##### Supplied material #####

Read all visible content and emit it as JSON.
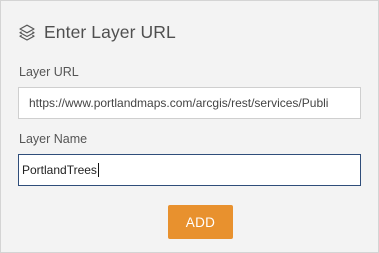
{
  "dialog": {
    "title": "Enter Layer URL",
    "icon": "layers-icon"
  },
  "form": {
    "url_label": "Layer URL",
    "url_value": "https://www.portlandmaps.com/arcgis/rest/services/Publi",
    "name_label": "Layer Name",
    "name_value": "PortlandTrees"
  },
  "actions": {
    "add_label": "ADD",
    "add_color": "#e8912e"
  },
  "colors": {
    "panel_background": "#f3f3f3",
    "focused_border": "#2f4d7a"
  }
}
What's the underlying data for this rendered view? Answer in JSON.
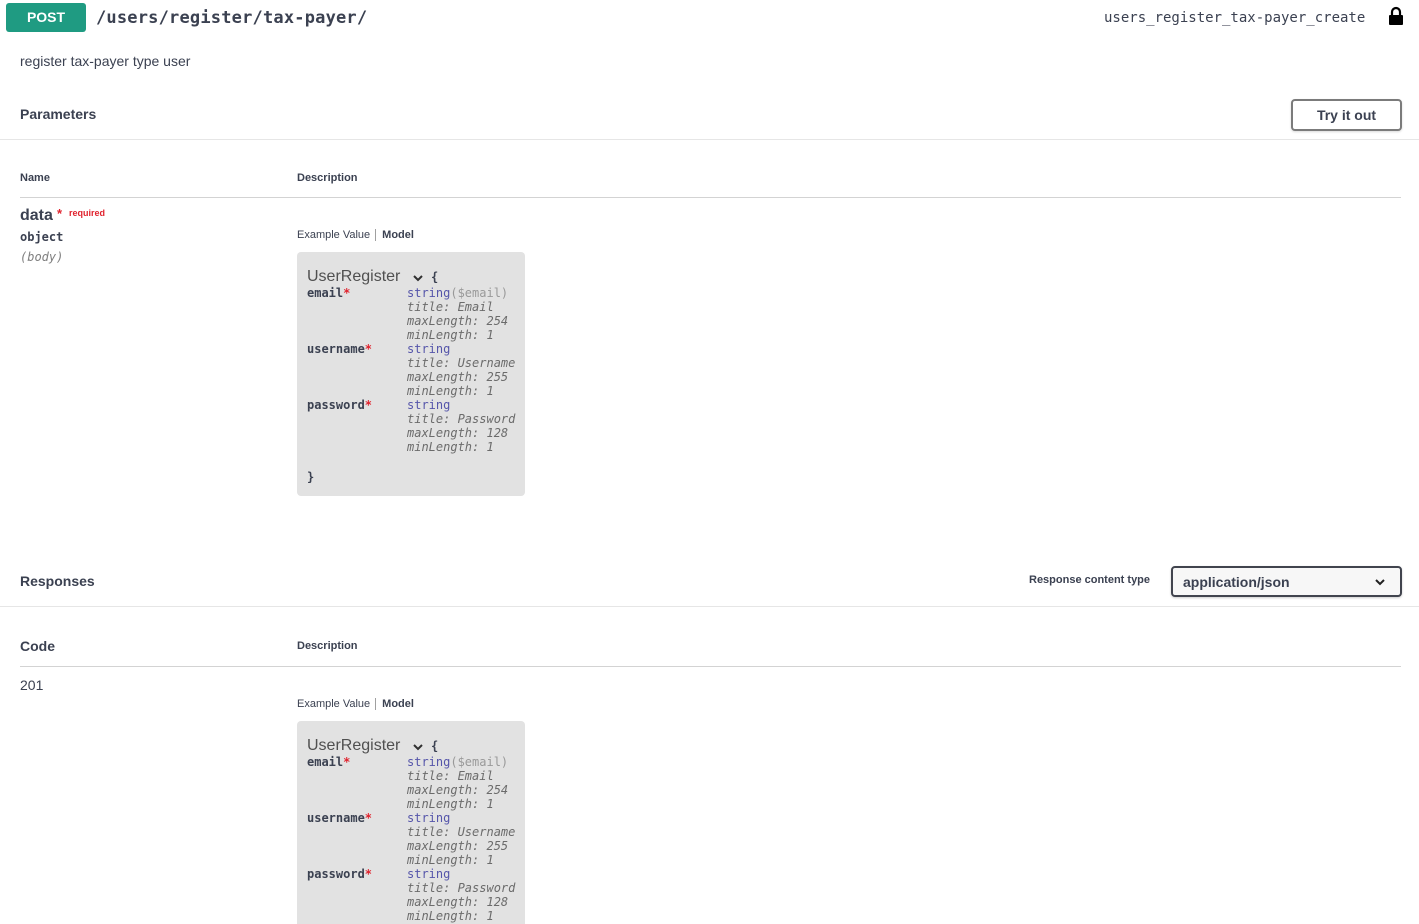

#####

Repeat the material above verbatim. Leave the pictures behind.

Read all visible content and emit it as JSON.
{
  "dialog": {
    "title": "Enter Layer URL",
    "icon": "layers-icon"
  },
  "form": {
    "url_label": "Layer URL",
    "url_value": "https://www.portlandmaps.com/arcgis/rest/services/Publi",
    "name_label": "Layer Name",
    "name_value": "PortlandTrees"
  },
  "actions": {
    "add_label": "ADD",
    "add_color": "#e8912e"
  },
  "colors": {
    "panel_background": "#f3f3f3",
    "focused_border": "#2f4d7a"
  }
}
What's the underlying data for this rendered view? Answer in JSON.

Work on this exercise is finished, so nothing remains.